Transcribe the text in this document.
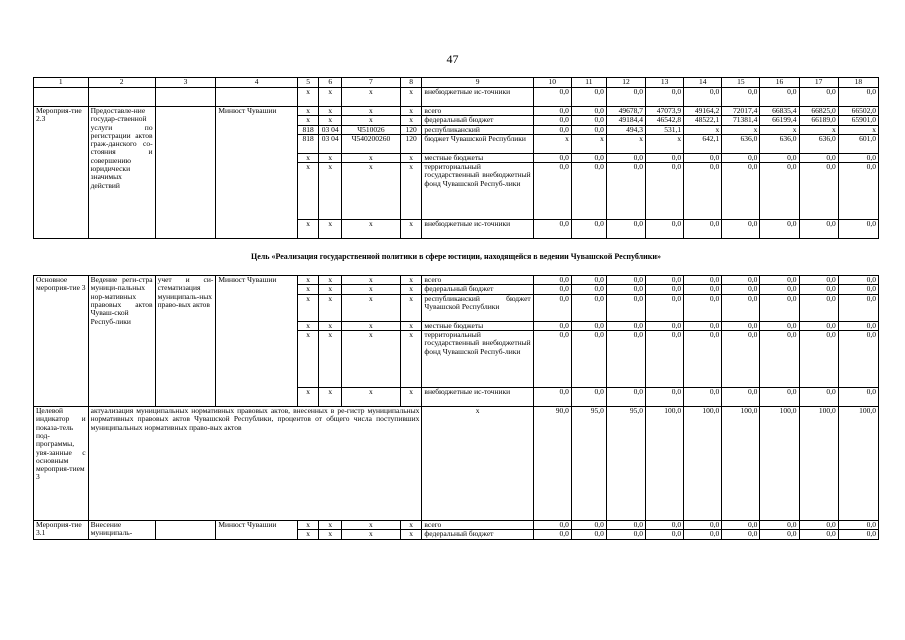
47
1	2	3	4	5	6	7	8	9	10	11	12	13	14	15	16	17	18
				x	x	x	x	внебюджетные ис-точники	0,0	0,0	0,0	0,0	0,0	0,0	0,0	0,0	0,0
Мероприя-тие 2.3	Предоставле-ние государ-ственной услуги по регистрации актов граж-данского со-стояния и совершению юридически значимых действий		Минюст Чувашии	x	x	x	x	всего	0,0	0,0	49678,7	47073,9	49164,2	72017,4	66835,4	66825,0	66502,0
				x	x	x	x	федеральный бюджет	0,0	0,0	49184,4	46542,8	48522,1	71381,4	66199,4	66189,0	65901,0
				818	03 04	Ч510026	120	республиканский	0,0	0,0	494,3	531,1	x	x	x	x	x
				818	03 04	Ч540200260	120	бюджет Чувашской Республики	x	x	x	x	642,1	636,0	636,0	636,0	601,0
				x	x	x	x	местные бюджеты	0,0	0,0	0,0	0,0	0,0	0,0	0,0	0,0	0,0
				x	x	x	x	территориальный государственный внебюджетный фонд Чувашской Респуб-лики	0,0	0,0	0,0	0,0	0,0	0,0	0,0	0,0	0,0
				x	x	x	x	внебюджетные ис-точники	0,0	0,0	0,0	0,0	0,0	0,0	0,0	0,0	0,0
Цель «Реализация государственной политики в сфере юстиции, находящейся в ведении Чувашской Республики»																	
Основное мероприя-тие 3	Ведение реги-стра муници-пальных нор-мативных правовых актов Чуваш-ской Респуб-лики	учет и си-стематизация муниципаль-ных право-вых актов	Минюст Чувашии	x	x	x	x	всего	0,0	0,0	0,0	0,0	0,0	0,0	0,0	0,0	0,0
				x	x	x	x	федеральный бюджет	0,0	0,0	0,0	0,0	0,0	0,0	0,0	0,0	0,0
				x	x	x	x	республиканский бюджет Чувашской Республики	0,0	0,0	0,0	0,0	0,0	0,0	0,0	0,0	0,0
				x	x	x	x	местные бюджеты	0,0	0,0	0,0	0,0	0,0	0,0	0,0	0,0	0,0
				x	x	x	x	территориальный государственный внебюджетный фонд Чувашской Респуб-лики	0,0	0,0	0,0	0,0	0,0	0,0	0,0	0,0	0,0
				x	x	x	x	внебюджетные ис-точники	0,0	0,0	0,0	0,0	0,0	0,0	0,0	0,0	0,0
Целевой индикатор и показа-тель под-программы, увя-занные с основным мероприя-тием 3	актуализация муниципальных нормативных правовых актов, внесенных в ре-гистр муниципальных нормативных правовых актов Чувашской Республики, процентов от общего числа поступивших муниципальных нормативных право-вых актов							x	90,0	95,0	95,0	100,0	100,0	100,0	100,0	100,0	100,0
Мероприя-тие 3.1	Внесение муниципаль-		Минюст Чувашии	x	x	x	x	всего	0,0	0,0	0,0	0,0	0,0	0,0	0,0	0,0	0,0
				x	x	x	x	федеральный бюджет	0,0	0,0	0,0	0,0	0,0	0,0	0,0	0,0	0,0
+---+
● **Written task**
Restate the full listing verbatim and drop every picture.

● **Problem solution**
Transcribe the text in this document.
47
1	2	3	4	5	6	7	8	9	10	11	12	13	14	15	16	17	18
				x	x	x	x	внебюджетные ис-точники	0,0	0,0	0,0	0,0	0,0	0,0	0,0	0,0	0,0
Мероприя-тие 2.3	Предоставле-ние государ-ственной услуги по регистрации актов граж-данского со-стояния и совершению юридически значимых действий		Минюст Чувашии	x	x	x	x	всего	0,0	0,0	49678,7	47073,9	49164,2	72017,4	66835,4	66825,0	66502,0
				x	x	x	x	федеральный бюджет	0,0	0,0	49184,4	46542,8	48522,1	71381,4	66199,4	66189,0	65901,0
				818	03 04	Ч510026	120	республиканский	0,0	0,0	494,3	531,1	x	x	x	x	x
				818	03 04	Ч540200260	120	бюджет Чувашской Республики	x	x	x	x	642,1	636,0	636,0	636,0	601,0
				x	x	x	x	местные бюджеты	0,0	0,0	0,0	0,0	0,0	0,0	0,0	0,0	0,0
				x	x	x	x	территориальный государственный внебюджетный фонд Чувашской Респуб-лики	0,0	0,0	0,0	0,0	0,0	0,0	0,0	0,0	0,0
				x	x	x	x	внебюджетные ис-точники	0,0	0,0	0,0	0,0	0,0	0,0	0,0	0,0	0,0
Цель «Реализация государственной политики в сфере юстиции, находящейся в ведении Чувашской Республики»																	
Основное мероприя-тие 3	Ведение реги-стра муници-пальных нор-мативных правовых актов Чуваш-ской Респуб-лики	учет и си-стематизация муниципаль-ных право-вых актов	Минюст Чувашии	x	x	x	x	всего	0,0	0,0	0,0	0,0	0,0	0,0	0,0	0,0	0,0
				x	x	x	x	федеральный бюджет	0,0	0,0	0,0	0,0	0,0	0,0	0,0	0,0	0,0
				x	x	x	x	республиканский бюджет Чувашской Республики	0,0	0,0	0,0	0,0	0,0	0,0	0,0	0,0	0,0
				x	x	x	x	местные бюджеты	0,0	0,0	0,0	0,0	0,0	0,0	0,0	0,0	0,0
				x	x	x	x	территориальный государственный внебюджетный фонд Чувашской Респуб-лики	0,0	0,0	0,0	0,0	0,0	0,0	0,0	0,0	0,0
				x	x	x	x	внебюджетные ис-точники	0,0	0,0	0,0	0,0	0,0	0,0	0,0	0,0	0,0
Целевой индикатор и показа-тель под-программы, увя-занные с основным мероприя-тием 3	актуализация муниципальных нормативных правовых актов, внесенных в ре-гистр муниципальных нормативных правовых актов Чувашской Республики, процентов от общего числа поступивших муниципальных нормативных право-вых актов							x	90,0	95,0	95,0	100,0	100,0	100,0	100,0	100,0	100,0
Мероприя-тие 3.1	Внесение муниципаль-		Минюст Чувашии	x	x	x	x	всего	0,0	0,0	0,0	0,0	0,0	0,0	0,0	0,0	0,0
				x	x	x	x	федеральный бюджет	0,0	0,0	0,0	0,0	0,0	0,0	0,0	0,0	0,0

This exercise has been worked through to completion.